» **Work required**:
Lines containing "angle" are to be counted. Give the number and nothing more.

━━━ Record list ━━━

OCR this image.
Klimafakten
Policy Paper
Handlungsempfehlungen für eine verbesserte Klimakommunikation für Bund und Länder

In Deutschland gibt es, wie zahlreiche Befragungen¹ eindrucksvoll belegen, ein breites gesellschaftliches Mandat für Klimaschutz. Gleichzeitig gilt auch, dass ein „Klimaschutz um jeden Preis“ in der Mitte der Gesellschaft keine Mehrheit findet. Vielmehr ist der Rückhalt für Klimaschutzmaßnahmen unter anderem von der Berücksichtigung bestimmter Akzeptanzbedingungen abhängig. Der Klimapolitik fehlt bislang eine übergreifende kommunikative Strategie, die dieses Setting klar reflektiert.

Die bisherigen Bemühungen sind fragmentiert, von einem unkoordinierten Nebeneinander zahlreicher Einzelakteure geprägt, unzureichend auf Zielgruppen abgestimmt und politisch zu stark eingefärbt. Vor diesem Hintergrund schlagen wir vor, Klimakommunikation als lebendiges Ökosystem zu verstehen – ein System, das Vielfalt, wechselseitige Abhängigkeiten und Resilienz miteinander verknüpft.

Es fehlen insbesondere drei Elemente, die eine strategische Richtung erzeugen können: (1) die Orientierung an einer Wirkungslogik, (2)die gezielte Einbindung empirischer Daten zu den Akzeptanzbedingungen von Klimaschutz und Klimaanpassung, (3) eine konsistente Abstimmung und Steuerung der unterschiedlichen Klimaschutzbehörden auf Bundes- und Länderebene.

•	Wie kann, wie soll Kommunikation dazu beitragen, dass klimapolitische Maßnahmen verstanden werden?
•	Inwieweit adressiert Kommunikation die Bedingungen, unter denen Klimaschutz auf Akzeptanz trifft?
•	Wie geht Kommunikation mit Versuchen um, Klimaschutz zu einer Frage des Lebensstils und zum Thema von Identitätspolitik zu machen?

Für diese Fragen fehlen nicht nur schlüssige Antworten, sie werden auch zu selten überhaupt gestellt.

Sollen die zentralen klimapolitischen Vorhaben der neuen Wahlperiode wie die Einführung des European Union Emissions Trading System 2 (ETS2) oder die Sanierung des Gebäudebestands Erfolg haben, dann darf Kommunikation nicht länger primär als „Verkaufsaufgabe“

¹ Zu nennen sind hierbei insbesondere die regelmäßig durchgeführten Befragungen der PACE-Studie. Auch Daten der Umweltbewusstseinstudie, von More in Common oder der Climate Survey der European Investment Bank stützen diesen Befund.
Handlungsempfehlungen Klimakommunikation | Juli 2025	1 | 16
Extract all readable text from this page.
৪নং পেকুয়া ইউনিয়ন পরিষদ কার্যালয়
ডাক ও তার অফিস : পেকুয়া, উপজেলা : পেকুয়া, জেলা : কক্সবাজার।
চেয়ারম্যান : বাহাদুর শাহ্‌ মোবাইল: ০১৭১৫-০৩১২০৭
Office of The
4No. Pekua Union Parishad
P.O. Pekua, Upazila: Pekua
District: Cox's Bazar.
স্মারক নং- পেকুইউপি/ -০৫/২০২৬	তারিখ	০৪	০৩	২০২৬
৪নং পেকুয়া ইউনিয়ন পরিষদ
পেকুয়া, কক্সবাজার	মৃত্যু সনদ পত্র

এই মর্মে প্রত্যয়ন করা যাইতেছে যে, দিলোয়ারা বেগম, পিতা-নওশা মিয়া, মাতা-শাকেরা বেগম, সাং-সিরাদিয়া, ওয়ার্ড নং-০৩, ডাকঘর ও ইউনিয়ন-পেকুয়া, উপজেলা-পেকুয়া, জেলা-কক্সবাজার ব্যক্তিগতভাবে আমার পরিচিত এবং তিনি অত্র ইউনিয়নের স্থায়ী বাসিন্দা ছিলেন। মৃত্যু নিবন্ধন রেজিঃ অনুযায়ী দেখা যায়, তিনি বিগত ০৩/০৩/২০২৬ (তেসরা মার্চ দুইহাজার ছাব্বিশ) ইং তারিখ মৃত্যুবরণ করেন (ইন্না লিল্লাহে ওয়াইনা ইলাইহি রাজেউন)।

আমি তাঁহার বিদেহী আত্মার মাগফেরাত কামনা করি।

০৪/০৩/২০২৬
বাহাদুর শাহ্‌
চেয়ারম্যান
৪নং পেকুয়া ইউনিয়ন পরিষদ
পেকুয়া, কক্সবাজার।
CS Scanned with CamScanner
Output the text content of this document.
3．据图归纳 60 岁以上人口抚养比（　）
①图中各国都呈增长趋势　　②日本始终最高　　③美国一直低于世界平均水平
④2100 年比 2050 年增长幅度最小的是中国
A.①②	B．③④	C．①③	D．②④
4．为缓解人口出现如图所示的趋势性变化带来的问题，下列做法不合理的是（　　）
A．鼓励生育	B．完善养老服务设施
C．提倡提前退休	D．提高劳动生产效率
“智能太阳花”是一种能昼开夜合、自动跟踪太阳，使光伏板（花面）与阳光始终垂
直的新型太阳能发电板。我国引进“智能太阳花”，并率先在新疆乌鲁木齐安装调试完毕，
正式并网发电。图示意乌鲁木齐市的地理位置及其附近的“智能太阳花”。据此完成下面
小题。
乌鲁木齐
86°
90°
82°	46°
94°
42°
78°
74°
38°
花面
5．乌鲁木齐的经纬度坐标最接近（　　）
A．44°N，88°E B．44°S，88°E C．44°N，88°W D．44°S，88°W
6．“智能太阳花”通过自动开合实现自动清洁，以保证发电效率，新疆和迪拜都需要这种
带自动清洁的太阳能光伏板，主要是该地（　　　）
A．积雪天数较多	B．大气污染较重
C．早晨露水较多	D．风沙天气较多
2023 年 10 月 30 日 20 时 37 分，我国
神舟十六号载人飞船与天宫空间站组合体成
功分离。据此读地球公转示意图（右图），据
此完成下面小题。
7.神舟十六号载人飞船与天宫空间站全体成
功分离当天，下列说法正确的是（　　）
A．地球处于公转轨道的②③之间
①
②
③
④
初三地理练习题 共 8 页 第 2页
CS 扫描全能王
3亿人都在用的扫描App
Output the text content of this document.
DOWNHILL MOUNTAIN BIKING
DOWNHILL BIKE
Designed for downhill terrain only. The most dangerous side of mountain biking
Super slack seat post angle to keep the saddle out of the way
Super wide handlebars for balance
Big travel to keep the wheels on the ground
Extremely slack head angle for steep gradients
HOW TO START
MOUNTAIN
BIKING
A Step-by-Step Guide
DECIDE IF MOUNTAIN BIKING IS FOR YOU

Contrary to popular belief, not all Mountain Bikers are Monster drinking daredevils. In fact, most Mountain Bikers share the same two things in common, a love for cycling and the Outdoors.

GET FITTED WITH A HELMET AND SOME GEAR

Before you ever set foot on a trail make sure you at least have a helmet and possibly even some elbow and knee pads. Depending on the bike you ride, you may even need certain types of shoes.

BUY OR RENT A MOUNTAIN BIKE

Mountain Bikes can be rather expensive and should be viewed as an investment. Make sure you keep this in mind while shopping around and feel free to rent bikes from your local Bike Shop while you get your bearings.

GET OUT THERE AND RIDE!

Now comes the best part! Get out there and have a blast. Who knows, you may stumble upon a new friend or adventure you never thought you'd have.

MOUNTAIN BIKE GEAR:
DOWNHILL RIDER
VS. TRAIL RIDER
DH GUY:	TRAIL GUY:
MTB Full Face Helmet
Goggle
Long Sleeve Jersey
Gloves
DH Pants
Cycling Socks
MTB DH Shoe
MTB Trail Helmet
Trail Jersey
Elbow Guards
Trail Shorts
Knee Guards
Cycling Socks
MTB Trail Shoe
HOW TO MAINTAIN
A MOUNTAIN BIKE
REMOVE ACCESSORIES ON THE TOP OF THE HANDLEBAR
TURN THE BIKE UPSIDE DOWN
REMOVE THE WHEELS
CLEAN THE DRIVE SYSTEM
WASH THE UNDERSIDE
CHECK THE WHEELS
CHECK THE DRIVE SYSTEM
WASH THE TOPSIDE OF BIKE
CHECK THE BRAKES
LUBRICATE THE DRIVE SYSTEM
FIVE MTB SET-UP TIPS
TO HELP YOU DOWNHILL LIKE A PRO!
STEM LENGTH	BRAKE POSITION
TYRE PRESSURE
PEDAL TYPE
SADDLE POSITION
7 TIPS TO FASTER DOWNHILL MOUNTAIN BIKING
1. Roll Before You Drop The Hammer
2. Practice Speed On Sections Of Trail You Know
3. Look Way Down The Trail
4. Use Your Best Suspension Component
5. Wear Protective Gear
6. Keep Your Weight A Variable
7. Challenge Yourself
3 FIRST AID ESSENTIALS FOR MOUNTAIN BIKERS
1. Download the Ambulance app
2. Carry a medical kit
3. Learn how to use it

━━━

» **Exercise result**:
2